• **What is being asked**:
Leave out any pictures and transcribe all other data below exactly.

** Start Available data **

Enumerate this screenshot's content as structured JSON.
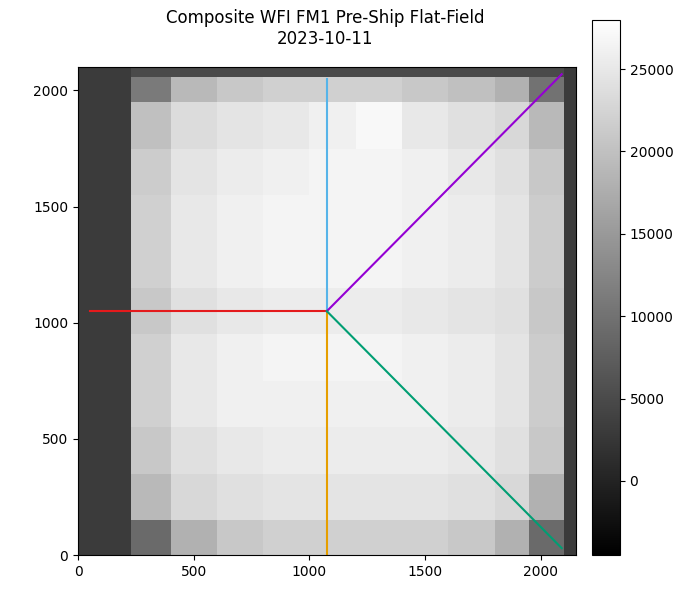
{
  "chart_data": {
    "type": "heatmap",
    "title": "Composite WFI FM1 Pre-Ship Flat-Field\n2023-10-11",
    "x_edges": [
      0,
      230,
      400,
      600,
      800,
      1000,
      1200,
      1400,
      1600,
      1800,
      1950,
      2100,
      2150
    ],
    "y_edges": [
      0,
      150,
      350,
      550,
      750,
      950,
      1150,
      1350,
      1550,
      1750,
      1950,
      2060,
      2100
    ],
    "cells": [
      [
        3000,
        9000,
        18000,
        21000,
        22000,
        22000,
        22000,
        22000,
        21000,
        18000,
        9000,
        3000
      ],
      [
        3000,
        19000,
        23000,
        24000,
        24500,
        24500,
        24500,
        24500,
        24000,
        23000,
        18000,
        3000
      ],
      [
        3000,
        21000,
        24000,
        25000,
        25500,
        25500,
        25500,
        25500,
        25000,
        24000,
        21000,
        3000
      ],
      [
        3000,
        22000,
        25000,
        26000,
        26000,
        26000,
        26000,
        26000,
        25500,
        24500,
        21500,
        3000
      ],
      [
        3000,
        22000,
        25000,
        26000,
        26500,
        26500,
        26500,
        26000,
        25500,
        24500,
        21500,
        3000
      ],
      [
        3000,
        21000,
        24000,
        25000,
        25500,
        25500,
        25500,
        25000,
        24500,
        24000,
        21000,
        3000
      ],
      [
        3000,
        22000,
        25000,
        26000,
        26500,
        26500,
        26500,
        26000,
        25500,
        24500,
        21500,
        3000
      ],
      [
        3000,
        22000,
        25000,
        26000,
        26500,
        26500,
        26500,
        26000,
        25500,
        24500,
        21500,
        3000
      ],
      [
        3000,
        21500,
        24500,
        25500,
        26000,
        26500,
        26500,
        26000,
        25000,
        24000,
        21000,
        3000
      ],
      [
        3000,
        20000,
        23500,
        24500,
        25000,
        26000,
        27000,
        25000,
        24000,
        23000,
        19000,
        3000
      ],
      [
        3000,
        11000,
        19000,
        21000,
        22000,
        22000,
        22000,
        21000,
        20000,
        18000,
        10000,
        3000
      ],
      [
        3000,
        5000,
        5000,
        5000,
        5000,
        5000,
        5000,
        5000,
        5000,
        5000,
        5000,
        3000
      ]
    ],
    "colorbar_range": [
      -4500,
      28000
    ],
    "colorbar_ticks": [
      0,
      5000,
      10000,
      15000,
      20000,
      25000
    ],
    "lines": [
      {
        "color": "#e41a1c",
        "x": [
          50,
          1075
        ],
        "y": [
          1050,
          1050
        ]
      },
      {
        "color": "#56b4e9",
        "x": [
          1075,
          1075
        ],
        "y": [
          1050,
          2050
        ]
      },
      {
        "color": "#e69f00",
        "x": [
          1075,
          1075
        ],
        "y": [
          1050,
          0
        ]
      },
      {
        "color": "#9400d3",
        "x": [
          1075,
          2090
        ],
        "y": [
          1050,
          2070
        ]
      },
      {
        "color": "#009e73",
        "x": [
          1075,
          2090
        ],
        "y": [
          1050,
          30
        ]
      }
    ],
    "xlim": [
      0,
      2150
    ],
    "ylim": [
      0,
      2100
    ],
    "xticks": [
      0,
      500,
      1000,
      1500,
      2000
    ],
    "yticks": [
      0,
      500,
      1000,
      1500,
      2000
    ]
  }
}
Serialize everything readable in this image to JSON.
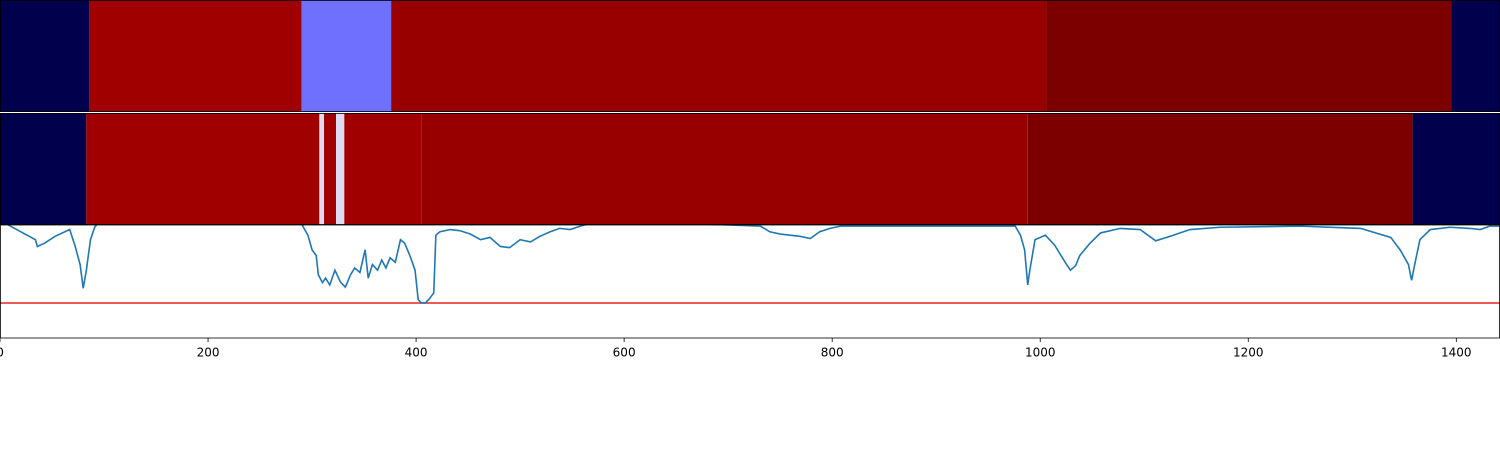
{
  "chart_data": {
    "type": "line",
    "xlim": [
      0,
      1442
    ],
    "xticks": [
      0,
      200,
      400,
      600,
      800,
      1000,
      1200,
      1400
    ],
    "ylim": [
      0,
      1
    ],
    "bands": [
      {
        "segments": [
          {
            "start": 0,
            "end": 85.6,
            "color": "#00004c"
          },
          {
            "start": 85.6,
            "end": 290,
            "color": "#a00000"
          },
          {
            "start": 290,
            "end": 376,
            "color": "#7070ff"
          },
          {
            "start": 376,
            "end": 1006,
            "color": "#980000"
          },
          {
            "start": 1006,
            "end": 1395,
            "color": "#7d0000"
          },
          {
            "start": 1395,
            "end": 1442,
            "color": "#00004c"
          }
        ]
      },
      {
        "segments": [
          {
            "start": 0,
            "end": 83,
            "color": "#00004c"
          },
          {
            "start": 83,
            "end": 307,
            "color": "#a00000"
          },
          {
            "start": 307,
            "end": 311.5,
            "color": "#dcdcf2"
          },
          {
            "start": 311.5,
            "end": 323,
            "color": "#a00000"
          },
          {
            "start": 323,
            "end": 331,
            "color": "#dcdcf2"
          },
          {
            "start": 331,
            "end": 405,
            "color": "#a00000"
          },
          {
            "start": 405,
            "end": 988,
            "color": "#980000"
          },
          {
            "start": 988,
            "end": 1358,
            "color": "#7d0000"
          },
          {
            "start": 1358,
            "end": 1442,
            "color": "#00004c"
          }
        ]
      }
    ],
    "threshold": 0.31,
    "threshold_color": "#e8221e",
    "x": [
      0,
      34,
      36,
      43,
      53,
      67,
      72,
      77,
      80,
      83,
      87,
      91,
      96,
      288,
      296,
      300,
      304,
      306,
      310,
      313,
      317,
      322,
      327,
      332,
      337,
      341,
      346,
      351,
      354,
      358,
      363,
      367,
      371,
      375,
      380,
      385,
      389,
      394,
      399,
      402,
      405,
      409,
      413,
      417,
      419,
      423,
      433,
      442,
      452,
      462,
      471,
      481,
      490,
      500,
      510,
      519,
      529,
      538,
      548,
      558,
      577,
      731,
      740,
      750,
      769,
      779,
      788,
      798,
      808,
      976,
      981,
      985,
      988,
      990,
      995,
      1005,
      1014,
      1024,
      1029,
      1034,
      1038,
      1048,
      1058,
      1077,
      1096,
      1111,
      1125,
      1144,
      1173,
      1250,
      1308,
      1337,
      1346,
      1354,
      1357,
      1360,
      1365,
      1375,
      1394,
      1413,
      1423,
      1432,
      1442
    ],
    "series": [
      {
        "color": "#1f77b4",
        "values": [
          1.04,
          0.87,
          0.81,
          0.84,
          0.9,
          0.96,
          0.82,
          0.65,
          0.44,
          0.6,
          0.87,
          0.98,
          1.04,
          1.04,
          0.91,
          0.78,
          0.73,
          0.56,
          0.49,
          0.53,
          0.47,
          0.6,
          0.5,
          0.45,
          0.56,
          0.62,
          0.58,
          0.78,
          0.53,
          0.65,
          0.6,
          0.69,
          0.62,
          0.71,
          0.67,
          0.87,
          0.84,
          0.73,
          0.6,
          0.34,
          0.31,
          0.31,
          0.35,
          0.4,
          0.91,
          0.94,
          0.96,
          0.95,
          0.92,
          0.87,
          0.89,
          0.81,
          0.8,
          0.87,
          0.85,
          0.9,
          0.94,
          0.97,
          0.96,
          0.99,
          1.04,
          0.99,
          0.94,
          0.92,
          0.9,
          0.88,
          0.94,
          0.97,
          0.99,
          0.99,
          0.91,
          0.78,
          0.47,
          0.6,
          0.87,
          0.91,
          0.82,
          0.67,
          0.6,
          0.64,
          0.73,
          0.84,
          0.93,
          0.97,
          0.96,
          0.86,
          0.9,
          0.96,
          0.98,
          0.99,
          0.97,
          0.89,
          0.78,
          0.65,
          0.51,
          0.65,
          0.87,
          0.96,
          0.98,
          0.97,
          0.96,
          0.99,
          0.99
        ]
      }
    ]
  }
}
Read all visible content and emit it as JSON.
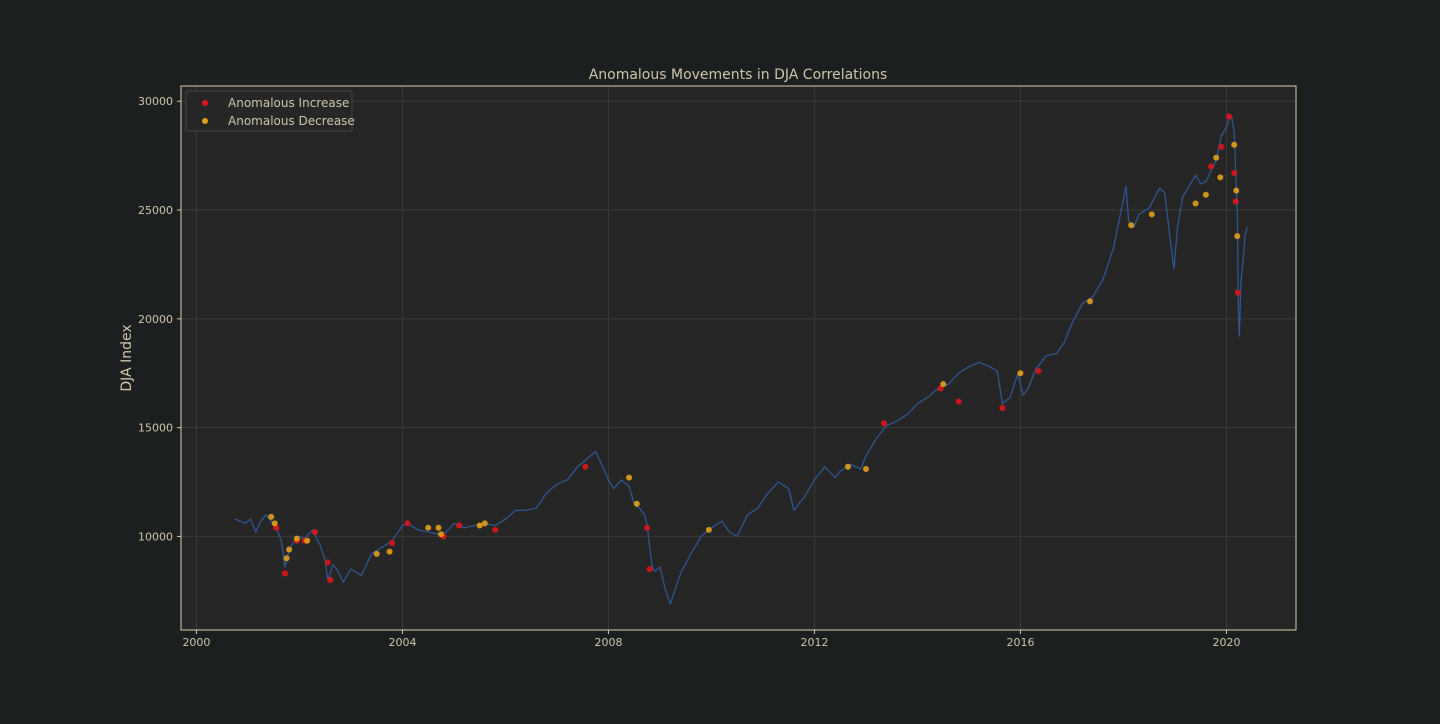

** End Available data **

• **The response**:
Enumerate this screenshot's content as structured JSON.
{
  "chart_data": {
    "type": "heatmap",
    "title": "Composite WFI FM1 Pre-Ship Flat-Field\n2023-10-11",
    "x_edges": [
      0,
      230,
      400,
      600,
      800,
      1000,
      1200,
      1400,
      1600,
      1800,
      1950,
      2100,
      2150
    ],
    "y_edges": [
      0,
      150,
      350,
      550,
      750,
      950,
      1150,
      1350,
      1550,
      1750,
      1950,
      2060,
      2100
    ],
    "cells": [
      [
        3000,
        9000,
        18000,
        21000,
        22000,
        22000,
        22000,
        22000,
        21000,
        18000,
        9000,
        3000
      ],
      [
        3000,
        19000,
        23000,
        24000,
        24500,
        24500,
        24500,
        24500,
        24000,
        23000,
        18000,
        3000
      ],
      [
        3000,
        21000,
        24000,
        25000,
        25500,
        25500,
        25500,
        25500,
        25000,
        24000,
        21000,
        3000
      ],
      [
        3000,
        22000,
        25000,
        26000,
        26000,
        26000,
        26000,
        26000,
        25500,
        24500,
        21500,
        3000
      ],
      [
        3000,
        22000,
        25000,
        26000,
        26500,
        26500,
        26500,
        26000,
        25500,
        24500,
        21500,
        3000
      ],
      [
        3000,
        21000,
        24000,
        25000,
        25500,
        25500,
        25500,
        25000,
        24500,
        24000,
        21000,
        3000
      ],
      [
        3000,
        22000,
        25000,
        26000,
        26500,
        26500,
        26500,
        26000,
        25500,
        24500,
        21500,
        3000
      ],
      [
        3000,
        22000,
        25000,
        26000,
        26500,
        26500,
        26500,
        26000,
        25500,
        24500,
        21500,
        3000
      ],
      [
        3000,
        21500,
        24500,
        25500,
        26000,
        26500,
        26500,
        26000,
        25000,
        24000,
        21000,
        3000
      ],
      [
        3000,
        20000,
        23500,
        24500,
        25000,
        26000,
        27000,
        25000,
        24000,
        23000,
        19000,
        3000
      ],
      [
        3000,
        11000,
        19000,
        21000,
        22000,
        22000,
        22000,
        21000,
        20000,
        18000,
        10000,
        3000
      ],
      [
        3000,
        5000,
        5000,
        5000,
        5000,
        5000,
        5000,
        5000,
        5000,
        5000,
        5000,
        3000
      ]
    ],
    "colorbar_range": [
      -4500,
      28000
    ],
    "colorbar_ticks": [
      0,
      5000,
      10000,
      15000,
      20000,
      25000
    ],
    "lines": [
      {
        "color": "#e41a1c",
        "x": [
          50,
          1075
        ],
        "y": [
          1050,
          1050
        ]
      },
      {
        "color": "#56b4e9",
        "x": [
          1075,
          1075
        ],
        "y": [
          1050,
          2050
        ]
      },
      {
        "color": "#e69f00",
        "x": [
          1075,
          1075
        ],
        "y": [
          1050,
          0
        ]
      },
      {
        "color": "#9400d3",
        "x": [
          1075,
          2090
        ],
        "y": [
          1050,
          2070
        ]
      },
      {
        "color": "#009e73",
        "x": [
          1075,
          2090
        ],
        "y": [
          1050,
          30
        ]
      }
    ],
    "xlim": [
      0,
      2150
    ],
    "ylim": [
      0,
      2100
    ],
    "xticks": [
      0,
      500,
      1000,
      1500,
      2000
    ],
    "yticks": [
      0,
      500,
      1000,
      1500,
      2000
    ]
  }
}
Serialize everything readable in this image to JSON.
{
  "chart_data": {
    "type": "line",
    "xlim": [
      0,
      1442
    ],
    "xticks": [
      0,
      200,
      400,
      600,
      800,
      1000,
      1200,
      1400
    ],
    "ylim": [
      0,
      1
    ],
    "bands": [
      {
        "segments": [
          {
            "start": 0,
            "end": 85.6,
            "color": "#00004c"
          },
          {
            "start": 85.6,
            "end": 290,
            "color": "#a00000"
          },
          {
            "start": 290,
            "end": 376,
            "color": "#7070ff"
          },
          {
            "start": 376,
            "end": 1006,
            "color": "#980000"
          },
          {
            "start": 1006,
            "end": 1395,
            "color": "#7d0000"
          },
          {
            "start": 1395,
            "end": 1442,
            "color": "#00004c"
          }
        ]
      },
      {
        "segments": [
          {
            "start": 0,
            "end": 83,
            "color": "#00004c"
          },
          {
            "start": 83,
            "end": 307,
            "color": "#a00000"
          },
          {
            "start": 307,
            "end": 311.5,
            "color": "#dcdcf2"
          },
          {
            "start": 311.5,
            "end": 323,
            "color": "#a00000"
          },
          {
            "start": 323,
            "end": 331,
            "color": "#dcdcf2"
          },
          {
            "start": 331,
            "end": 405,
            "color": "#a00000"
          },
          {
            "start": 405,
            "end": 988,
            "color": "#980000"
          },
          {
            "start": 988,
            "end": 1358,
            "color": "#7d0000"
          },
          {
            "start": 1358,
            "end": 1442,
            "color": "#00004c"
          }
        ]
      }
    ],
    "threshold": 0.31,
    "threshold_color": "#e8221e",
    "x": [
      0,
      34,
      36,
      43,
      53,
      67,
      72,
      77,
      80,
      83,
      87,
      91,
      96,
      288,
      296,
      300,
      304,
      306,
      310,
      313,
      317,
      322,
      327,
      332,
      337,
      341,
      346,
      351,
      354,
      358,
      363,
      367,
      371,
      375,
      380,
      385,
      389,
      394,
      399,
      402,
      405,
      409,
      413,
      417,
      419,
      423,
      433,
      442,
      452,
      462,
      471,
      481,
      490,
      500,
      510,
      519,
      529,
      538,
      548,
      558,
      577,
      731,
      740,
      750,
      769,
      779,
      788,
      798,
      808,
      976,
      981,
      985,
      988,
      990,
      995,
      1005,
      1014,
      1024,
      1029,
      1034,
      1038,
      1048,
      1058,
      1077,
      1096,
      1111,
      1125,
      1144,
      1173,
      1250,
      1308,
      1337,
      1346,
      1354,
      1357,
      1360,
      1365,
      1375,
      1394,
      1413,
      1423,
      1432,
      1442
    ],
    "series": [
      {
        "color": "#1f77b4",
        "values": [
          1.04,
          0.87,
          0.81,
          0.84,
          0.9,
          0.96,
          0.82,
          0.65,
          0.44,
          0.6,
          0.87,
          0.98,
          1.04,
          1.04,
          0.91,
          0.78,
          0.73,
          0.56,
          0.49,
          0.53,
          0.47,
          0.6,
          0.5,
          0.45,
          0.56,
          0.62,
          0.58,
          0.78,
          0.53,
          0.65,
          0.6,
          0.69,
          0.62,
          0.71,
          0.67,
          0.87,
          0.84,
          0.73,
          0.6,
          0.34,
          0.31,
          0.31,
          0.35,
          0.4,
          0.91,
          0.94,
          0.96,
          0.95,
          0.92,
          0.87,
          0.89,
          0.81,
          0.8,
          0.87,
          0.85,
          0.9,
          0.94,
          0.97,
          0.96,
          0.99,
          1.04,
          0.99,
          0.94,
          0.92,
          0.9,
          0.88,
          0.94,
          0.97,
          0.99,
          0.99,
          0.91,
          0.78,
          0.47,
          0.6,
          0.87,
          0.91,
          0.82,
          0.67,
          0.6,
          0.64,
          0.73,
          0.84,
          0.93,
          0.97,
          0.96,
          0.86,
          0.9,
          0.96,
          0.98,
          0.99,
          0.97,
          0.89,
          0.78,
          0.65,
          0.51,
          0.65,
          0.87,
          0.96,
          0.98,
          0.97,
          0.96,
          0.99,
          0.99
        ]
      }
    ]
  }
}
Read all visible content and emit it as JSON.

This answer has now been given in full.